### PROBLEM TO SOLVE
Only the lines from the one containing "Transcribe the text in this document." to the end of the records belong in the output; print them exactly.

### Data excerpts
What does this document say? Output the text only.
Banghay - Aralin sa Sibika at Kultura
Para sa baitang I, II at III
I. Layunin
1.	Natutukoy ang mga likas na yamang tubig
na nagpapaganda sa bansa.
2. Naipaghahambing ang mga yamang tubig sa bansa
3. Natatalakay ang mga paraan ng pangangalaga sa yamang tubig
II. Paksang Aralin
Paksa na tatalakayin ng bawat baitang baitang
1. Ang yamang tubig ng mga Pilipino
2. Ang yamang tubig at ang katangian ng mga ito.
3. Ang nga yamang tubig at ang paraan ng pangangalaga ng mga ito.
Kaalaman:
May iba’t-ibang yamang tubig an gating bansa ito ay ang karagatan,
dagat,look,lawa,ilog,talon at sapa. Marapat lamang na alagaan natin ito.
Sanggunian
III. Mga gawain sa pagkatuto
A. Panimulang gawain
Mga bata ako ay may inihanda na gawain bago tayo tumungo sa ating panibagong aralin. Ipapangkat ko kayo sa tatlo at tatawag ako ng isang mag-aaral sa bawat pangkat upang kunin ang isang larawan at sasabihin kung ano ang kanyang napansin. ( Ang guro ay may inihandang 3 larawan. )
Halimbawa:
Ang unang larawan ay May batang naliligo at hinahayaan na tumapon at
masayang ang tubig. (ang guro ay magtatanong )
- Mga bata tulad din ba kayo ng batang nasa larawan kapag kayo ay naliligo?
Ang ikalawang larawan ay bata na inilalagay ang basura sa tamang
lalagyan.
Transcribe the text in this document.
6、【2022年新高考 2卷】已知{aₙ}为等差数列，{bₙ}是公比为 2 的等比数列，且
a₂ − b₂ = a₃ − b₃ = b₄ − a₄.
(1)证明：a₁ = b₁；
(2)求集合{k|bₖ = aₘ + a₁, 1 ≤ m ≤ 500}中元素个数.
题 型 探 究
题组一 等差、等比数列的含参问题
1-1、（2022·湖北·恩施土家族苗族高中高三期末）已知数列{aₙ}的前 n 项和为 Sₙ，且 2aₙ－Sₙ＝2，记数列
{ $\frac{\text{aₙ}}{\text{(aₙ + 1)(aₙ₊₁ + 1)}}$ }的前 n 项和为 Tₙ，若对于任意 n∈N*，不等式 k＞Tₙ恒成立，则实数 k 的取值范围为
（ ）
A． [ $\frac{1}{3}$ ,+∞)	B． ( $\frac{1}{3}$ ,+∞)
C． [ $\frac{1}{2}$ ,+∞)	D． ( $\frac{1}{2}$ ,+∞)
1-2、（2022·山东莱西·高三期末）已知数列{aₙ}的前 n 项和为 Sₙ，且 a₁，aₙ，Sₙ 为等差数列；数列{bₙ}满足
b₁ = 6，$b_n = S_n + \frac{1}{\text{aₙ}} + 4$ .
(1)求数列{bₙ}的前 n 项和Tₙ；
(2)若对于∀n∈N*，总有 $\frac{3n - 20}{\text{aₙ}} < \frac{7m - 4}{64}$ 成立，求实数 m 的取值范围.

### WRITTEN ANSWER
Transcribe the text in this document.
6、【2022年新高考 2卷】已知{aₙ}为等差数列，{bₙ}是公比为 2 的等比数列，且
a₂ − b₂ = a₃ − b₃ = b₄ − a₄.
(1)证明：a₁ = b₁；
(2)求集合{k|bₖ = aₘ + a₁, 1 ≤ m ≤ 500}中元素个数.
题 型 探 究
题组一 等差、等比数列的含参问题
1-1、（2022·湖北·恩施土家族苗族高中高三期末）已知数列{aₙ}的前 n 项和为 Sₙ，且 2aₙ－Sₙ＝2，记数列
{ $\frac{\text{aₙ}}{\text{(aₙ + 1)(aₙ₊₁ + 1)}}$ }的前 n 项和为 Tₙ，若对于任意 n∈N*，不等式 k＞Tₙ恒成立，则实数 k 的取值范围为
（ ）
A． [ $\frac{1}{3}$ ,+∞)	B． ( $\frac{1}{3}$ ,+∞)
C． [ $\frac{1}{2}$ ,+∞)	D． ( $\frac{1}{2}$ ,+∞)
1-2、（2022·山东莱西·高三期末）已知数列{aₙ}的前 n 项和为 Sₙ，且 a₁，aₙ，Sₙ 为等差数列；数列{bₙ}满足
b₁ = 6，$b_n = S_n + \frac{1}{\text{aₙ}} + 4$ .
(1)求数列{bₙ}的前 n 项和Tₙ；
(2)若对于∀n∈N*，总有 $\frac{3n - 20}{\text{aₙ}} < \frac{7m - 4}{64}$ 成立，求实数 m 的取值范围.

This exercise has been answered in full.